Task instructions =
Write out the records below word for word, please.

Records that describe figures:

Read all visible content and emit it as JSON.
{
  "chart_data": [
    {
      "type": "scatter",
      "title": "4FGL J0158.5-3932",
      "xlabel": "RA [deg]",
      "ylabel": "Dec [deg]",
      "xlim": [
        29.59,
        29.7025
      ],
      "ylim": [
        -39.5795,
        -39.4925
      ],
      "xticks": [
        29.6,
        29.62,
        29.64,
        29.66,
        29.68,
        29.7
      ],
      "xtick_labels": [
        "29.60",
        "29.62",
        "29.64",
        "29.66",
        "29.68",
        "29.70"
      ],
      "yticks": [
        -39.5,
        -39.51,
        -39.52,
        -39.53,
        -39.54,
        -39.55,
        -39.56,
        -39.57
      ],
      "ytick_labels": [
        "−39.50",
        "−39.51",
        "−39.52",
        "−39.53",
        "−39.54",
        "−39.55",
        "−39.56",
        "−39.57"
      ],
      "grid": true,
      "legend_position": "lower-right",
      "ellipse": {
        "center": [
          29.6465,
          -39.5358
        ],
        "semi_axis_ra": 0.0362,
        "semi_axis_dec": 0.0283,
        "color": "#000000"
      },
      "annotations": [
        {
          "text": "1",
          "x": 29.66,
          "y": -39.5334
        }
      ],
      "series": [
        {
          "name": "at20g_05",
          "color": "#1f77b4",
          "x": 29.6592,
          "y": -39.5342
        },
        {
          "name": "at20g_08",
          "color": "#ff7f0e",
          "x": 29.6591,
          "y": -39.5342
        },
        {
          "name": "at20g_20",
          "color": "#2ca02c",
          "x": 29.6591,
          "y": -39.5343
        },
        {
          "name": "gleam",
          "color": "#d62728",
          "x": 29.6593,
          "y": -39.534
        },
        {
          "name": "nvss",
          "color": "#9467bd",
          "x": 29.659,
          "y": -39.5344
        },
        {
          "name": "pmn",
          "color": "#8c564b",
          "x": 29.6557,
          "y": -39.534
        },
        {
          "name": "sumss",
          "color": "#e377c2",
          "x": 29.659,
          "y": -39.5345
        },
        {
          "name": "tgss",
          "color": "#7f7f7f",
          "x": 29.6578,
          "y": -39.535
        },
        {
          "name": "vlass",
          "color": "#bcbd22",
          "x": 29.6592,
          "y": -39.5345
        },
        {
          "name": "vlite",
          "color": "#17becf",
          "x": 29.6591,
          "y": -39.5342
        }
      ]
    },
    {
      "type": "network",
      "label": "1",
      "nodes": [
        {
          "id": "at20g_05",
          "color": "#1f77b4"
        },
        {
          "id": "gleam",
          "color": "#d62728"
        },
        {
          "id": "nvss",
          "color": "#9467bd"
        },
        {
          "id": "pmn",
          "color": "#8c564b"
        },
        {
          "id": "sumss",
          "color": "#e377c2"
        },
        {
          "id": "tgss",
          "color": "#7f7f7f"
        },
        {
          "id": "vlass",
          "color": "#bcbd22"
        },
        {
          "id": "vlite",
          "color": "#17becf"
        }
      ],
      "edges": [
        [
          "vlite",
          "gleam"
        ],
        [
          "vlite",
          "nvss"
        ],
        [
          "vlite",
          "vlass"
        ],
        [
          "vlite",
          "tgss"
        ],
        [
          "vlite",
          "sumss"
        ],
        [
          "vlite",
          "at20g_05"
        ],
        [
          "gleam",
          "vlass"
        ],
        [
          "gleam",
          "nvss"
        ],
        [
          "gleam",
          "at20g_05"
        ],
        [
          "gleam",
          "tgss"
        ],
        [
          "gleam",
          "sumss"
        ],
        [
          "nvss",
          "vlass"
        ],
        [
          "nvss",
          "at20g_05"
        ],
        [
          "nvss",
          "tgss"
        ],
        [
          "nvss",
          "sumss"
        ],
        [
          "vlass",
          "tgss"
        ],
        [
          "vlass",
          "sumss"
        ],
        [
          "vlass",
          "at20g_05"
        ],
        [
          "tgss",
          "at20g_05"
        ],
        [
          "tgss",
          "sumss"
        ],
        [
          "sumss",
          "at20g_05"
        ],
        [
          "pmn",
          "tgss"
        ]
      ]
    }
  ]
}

Written solution =
Read all visible content and emit it as JSON.
{
  "chart_data": [
    {
      "type": "scatter",
      "title": "4FGL J0158.5-3932",
      "xlabel": "RA [deg]",
      "ylabel": "Dec [deg]",
      "xlim": [
        29.59,
        29.7025
      ],
      "ylim": [
        -39.5795,
        -39.4925
      ],
      "xticks": [
        29.6,
        29.62,
        29.64,
        29.66,
        29.68,
        29.7
      ],
      "xtick_labels": [
        "29.60",
        "29.62",
        "29.64",
        "29.66",
        "29.68",
        "29.70"
      ],
      "yticks": [
        -39.5,
        -39.51,
        -39.52,
        -39.53,
        -39.54,
        -39.55,
        -39.56,
        -39.57
      ],
      "ytick_labels": [
        "−39.50",
        "−39.51",
        "−39.52",
        "−39.53",
        "−39.54",
        "−39.55",
        "−39.56",
        "−39.57"
      ],
      "grid": true,
      "legend_position": "lower-right",
      "ellipse": {
        "center": [
          29.6465,
          -39.5358
        ],
        "semi_axis_ra": 0.0362,
        "semi_axis_dec": 0.0283,
        "color": "#000000"
      },
      "annotations": [
        {
          "text": "1",
          "x": 29.66,
          "y": -39.5334
        }
      ],
      "series": [
        {
          "name": "at20g_05",
          "color": "#1f77b4",
          "x": 29.6592,
          "y": -39.5342
        },
        {
          "name": "at20g_08",
          "color": "#ff7f0e",
          "x": 29.6591,
          "y": -39.5342
        },
        {
          "name": "at20g_20",
          "color": "#2ca02c",
          "x": 29.6591,
          "y": -39.5343
        },
        {
          "name": "gleam",
          "color": "#d62728",
          "x": 29.6593,
          "y": -39.534
        },
        {
          "name": "nvss",
          "color": "#9467bd",
          "x": 29.659,
          "y": -39.5344
        },
        {
          "name": "pmn",
          "color": "#8c564b",
          "x": 29.6557,
          "y": -39.534
        },
        {
          "name": "sumss",
          "color": "#e377c2",
          "x": 29.659,
          "y": -39.5345
        },
        {
          "name": "tgss",
          "color": "#7f7f7f",
          "x": 29.6578,
          "y": -39.535
        },
        {
          "name": "vlass",
          "color": "#bcbd22",
          "x": 29.6592,
          "y": -39.5345
        },
        {
          "name": "vlite",
          "color": "#17becf",
          "x": 29.6591,
          "y": -39.5342
        }
      ]
    },
    {
      "type": "network",
      "label": "1",
      "nodes": [
        {
          "id": "at20g_05",
          "color": "#1f77b4"
        },
        {
          "id": "gleam",
          "color": "#d62728"
        },
        {
          "id": "nvss",
          "color": "#9467bd"
        },
        {
          "id": "pmn",
          "color": "#8c564b"
        },
        {
          "id": "sumss",
          "color": "#e377c2"
        },
        {
          "id": "tgss",
          "color": "#7f7f7f"
        },
        {
          "id": "vlass",
          "color": "#bcbd22"
        },
        {
          "id": "vlite",
          "color": "#17becf"
        }
      ],
      "edges": [
        [
          "vlite",
          "gleam"
        ],
        [
          "vlite",
          "nvss"
        ],
        [
          "vlite",
          "vlass"
        ],
        [
          "vlite",
          "tgss"
        ],
        [
          "vlite",
          "sumss"
        ],
        [
          "vlite",
          "at20g_05"
        ],
        [
          "gleam",
          "vlass"
        ],
        [
          "gleam",
          "nvss"
        ],
        [
          "gleam",
          "at20g_05"
        ],
        [
          "gleam",
          "tgss"
        ],
        [
          "gleam",
          "sumss"
        ],
        [
          "nvss",
          "vlass"
        ],
        [
          "nvss",
          "at20g_05"
        ],
        [
          "nvss",
          "tgss"
        ],
        [
          "nvss",
          "sumss"
        ],
        [
          "vlass",
          "tgss"
        ],
        [
          "vlass",
          "sumss"
        ],
        [
          "vlass",
          "at20g_05"
        ],
        [
          "tgss",
          "at20g_05"
        ],
        [
          "tgss",
          "sumss"
        ],
        [
          "sumss",
          "at20g_05"
        ],
        [
          "pmn",
          "tgss"
        ]
      ]
    }
  ]
}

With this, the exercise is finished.